Where a line holds the word "this", copy that line.

* * * * * * * * *

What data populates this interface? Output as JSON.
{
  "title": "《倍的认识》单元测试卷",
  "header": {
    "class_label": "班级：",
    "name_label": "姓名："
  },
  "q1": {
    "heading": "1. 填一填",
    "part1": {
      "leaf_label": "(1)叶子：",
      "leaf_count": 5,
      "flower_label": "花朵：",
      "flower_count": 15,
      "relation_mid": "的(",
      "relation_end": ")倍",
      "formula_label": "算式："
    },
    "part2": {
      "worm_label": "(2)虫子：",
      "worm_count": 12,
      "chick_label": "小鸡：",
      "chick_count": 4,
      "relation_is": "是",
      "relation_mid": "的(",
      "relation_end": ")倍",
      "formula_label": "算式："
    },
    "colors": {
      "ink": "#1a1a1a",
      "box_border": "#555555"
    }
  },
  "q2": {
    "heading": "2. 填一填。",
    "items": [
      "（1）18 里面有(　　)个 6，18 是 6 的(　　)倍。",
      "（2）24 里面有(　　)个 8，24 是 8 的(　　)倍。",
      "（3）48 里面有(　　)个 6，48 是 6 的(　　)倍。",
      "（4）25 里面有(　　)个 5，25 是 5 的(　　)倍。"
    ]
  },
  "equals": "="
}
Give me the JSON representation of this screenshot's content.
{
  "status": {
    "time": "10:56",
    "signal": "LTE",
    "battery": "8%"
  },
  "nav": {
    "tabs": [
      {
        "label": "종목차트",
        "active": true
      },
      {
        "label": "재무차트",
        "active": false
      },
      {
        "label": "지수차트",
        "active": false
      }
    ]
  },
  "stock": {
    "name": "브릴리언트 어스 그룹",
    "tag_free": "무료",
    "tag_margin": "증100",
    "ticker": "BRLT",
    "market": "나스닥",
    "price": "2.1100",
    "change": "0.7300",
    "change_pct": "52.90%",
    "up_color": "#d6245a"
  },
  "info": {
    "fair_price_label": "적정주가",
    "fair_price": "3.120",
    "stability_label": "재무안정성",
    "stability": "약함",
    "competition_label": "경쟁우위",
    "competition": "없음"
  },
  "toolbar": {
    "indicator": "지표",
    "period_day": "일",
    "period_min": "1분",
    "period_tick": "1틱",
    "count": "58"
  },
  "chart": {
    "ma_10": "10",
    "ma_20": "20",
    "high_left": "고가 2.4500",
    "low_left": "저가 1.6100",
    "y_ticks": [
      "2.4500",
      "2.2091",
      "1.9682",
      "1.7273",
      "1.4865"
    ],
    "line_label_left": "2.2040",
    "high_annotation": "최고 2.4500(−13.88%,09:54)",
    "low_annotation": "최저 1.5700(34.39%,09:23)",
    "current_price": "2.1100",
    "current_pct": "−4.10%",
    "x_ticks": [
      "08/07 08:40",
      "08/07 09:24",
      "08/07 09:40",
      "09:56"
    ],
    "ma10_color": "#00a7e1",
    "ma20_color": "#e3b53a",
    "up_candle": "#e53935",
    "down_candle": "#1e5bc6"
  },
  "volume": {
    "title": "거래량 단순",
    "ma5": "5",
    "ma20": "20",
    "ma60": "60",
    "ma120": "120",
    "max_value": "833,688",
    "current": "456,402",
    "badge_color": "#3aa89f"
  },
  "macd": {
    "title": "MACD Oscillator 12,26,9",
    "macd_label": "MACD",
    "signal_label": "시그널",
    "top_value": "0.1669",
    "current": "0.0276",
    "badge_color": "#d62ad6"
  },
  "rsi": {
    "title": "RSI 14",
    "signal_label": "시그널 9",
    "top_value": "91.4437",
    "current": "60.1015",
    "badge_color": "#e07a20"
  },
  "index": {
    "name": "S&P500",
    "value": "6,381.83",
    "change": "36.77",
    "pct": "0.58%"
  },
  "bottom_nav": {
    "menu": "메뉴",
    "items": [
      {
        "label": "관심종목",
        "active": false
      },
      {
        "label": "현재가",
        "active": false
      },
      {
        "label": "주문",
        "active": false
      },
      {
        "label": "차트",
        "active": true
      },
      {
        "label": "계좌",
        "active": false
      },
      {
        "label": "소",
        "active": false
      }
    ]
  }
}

* * * * * * * * *

> **Reply**:
What data populates this interface? Output as JSON.
Give me the JSON representation of this screenshot's content.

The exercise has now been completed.